* **WHAT IS EXPECTED**
Print all of the data exactly.

* **SUPPLIED MATERIAL**
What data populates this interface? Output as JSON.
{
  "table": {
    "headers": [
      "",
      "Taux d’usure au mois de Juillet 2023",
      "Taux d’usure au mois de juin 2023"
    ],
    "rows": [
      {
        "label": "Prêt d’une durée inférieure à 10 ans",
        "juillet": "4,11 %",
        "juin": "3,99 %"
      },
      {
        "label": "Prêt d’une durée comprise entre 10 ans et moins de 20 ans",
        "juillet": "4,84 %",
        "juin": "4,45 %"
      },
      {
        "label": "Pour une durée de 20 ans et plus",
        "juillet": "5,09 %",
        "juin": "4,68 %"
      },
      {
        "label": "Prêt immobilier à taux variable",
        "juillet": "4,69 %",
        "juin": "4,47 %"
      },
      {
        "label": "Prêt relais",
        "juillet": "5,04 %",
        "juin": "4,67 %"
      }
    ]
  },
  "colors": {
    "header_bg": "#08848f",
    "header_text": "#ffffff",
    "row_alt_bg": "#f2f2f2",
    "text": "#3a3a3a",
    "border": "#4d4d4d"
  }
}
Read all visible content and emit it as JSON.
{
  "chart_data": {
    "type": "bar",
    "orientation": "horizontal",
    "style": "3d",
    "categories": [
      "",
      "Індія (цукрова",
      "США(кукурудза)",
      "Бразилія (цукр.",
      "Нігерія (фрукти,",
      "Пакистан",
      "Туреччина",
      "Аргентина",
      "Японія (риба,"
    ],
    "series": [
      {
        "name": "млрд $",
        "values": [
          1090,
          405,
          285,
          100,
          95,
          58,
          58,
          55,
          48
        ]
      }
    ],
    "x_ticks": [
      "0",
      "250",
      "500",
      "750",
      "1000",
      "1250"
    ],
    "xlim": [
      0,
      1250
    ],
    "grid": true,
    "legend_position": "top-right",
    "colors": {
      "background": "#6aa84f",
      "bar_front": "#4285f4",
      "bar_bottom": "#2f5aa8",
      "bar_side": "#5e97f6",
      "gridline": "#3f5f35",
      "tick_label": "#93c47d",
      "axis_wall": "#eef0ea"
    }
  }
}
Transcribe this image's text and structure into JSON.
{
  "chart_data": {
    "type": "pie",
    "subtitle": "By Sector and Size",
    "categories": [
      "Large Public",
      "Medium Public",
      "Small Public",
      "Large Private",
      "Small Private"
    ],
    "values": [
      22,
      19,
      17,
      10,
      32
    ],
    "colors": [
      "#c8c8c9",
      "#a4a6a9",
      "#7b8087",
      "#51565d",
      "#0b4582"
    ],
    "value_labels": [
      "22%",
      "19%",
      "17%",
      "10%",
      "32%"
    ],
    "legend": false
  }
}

* **EXERCISE OUTPUT**
What data populates this interface? Output as JSON.
{
  "table": {
    "headers": [
      "",
      "Taux d’usure au mois de Juillet 2023",
      "Taux d’usure au mois de juin 2023"
    ],
    "rows": [
      {
        "label": "Prêt d’une durée inférieure à 10 ans",
        "juillet": "4,11 %",
        "juin": "3,99 %"
      },
      {
        "label": "Prêt d’une durée comprise entre 10 ans et moins de 20 ans",
        "juillet": "4,84 %",
        "juin": "4,45 %"
      },
      {
        "label": "Pour une durée de 20 ans et plus",
        "juillet": "5,09 %",
        "juin": "4,68 %"
      },
      {
        "label": "Prêt immobilier à taux variable",
        "juillet": "4,69 %",
        "juin": "4,47 %"
      },
      {
        "label": "Prêt relais",
        "juillet": "5,04 %",
        "juin": "4,67 %"
      }
    ]
  },
  "colors": {
    "header_bg": "#08848f",
    "header_text": "#ffffff",
    "row_alt_bg": "#f2f2f2",
    "text": "#3a3a3a",
    "border": "#4d4d4d"
  }
}
Read all visible content and emit it as JSON.
{
  "chart_data": {
    "type": "bar",
    "orientation": "horizontal",
    "style": "3d",
    "categories": [
      "",
      "Індія (цукрова",
      "США(кукурудза)",
      "Бразилія (цукр.",
      "Нігерія (фрукти,",
      "Пакистан",
      "Туреччина",
      "Аргентина",
      "Японія (риба,"
    ],
    "series": [
      {
        "name": "млрд $",
        "values": [
          1090,
          405,
          285,
          100,
          95,
          58,
          58,
          55,
          48
        ]
      }
    ],
    "x_ticks": [
      "0",
      "250",
      "500",
      "750",
      "1000",
      "1250"
    ],
    "xlim": [
      0,
      1250
    ],
    "grid": true,
    "legend_position": "top-right",
    "colors": {
      "background": "#6aa84f",
      "bar_front": "#4285f4",
      "bar_bottom": "#2f5aa8",
      "bar_side": "#5e97f6",
      "gridline": "#3f5f35",
      "tick_label": "#93c47d",
      "axis_wall": "#eef0ea"
    }
  }
}
Transcribe this image's text and structure into JSON.
{
  "chart_data": {
    "type": "pie",
    "subtitle": "By Sector and Size",
    "categories": [
      "Large Public",
      "Medium Public",
      "Small Public",
      "Large Private",
      "Small Private"
    ],
    "values": [
      22,
      19,
      17,
      10,
      32
    ],
    "colors": [
      "#c8c8c9",
      "#a4a6a9",
      "#7b8087",
      "#51565d",
      "#0b4582"
    ],
    "value_labels": [
      "22%",
      "19%",
      "17%",
      "10%",
      "32%"
    ],
    "legend": false
  }
}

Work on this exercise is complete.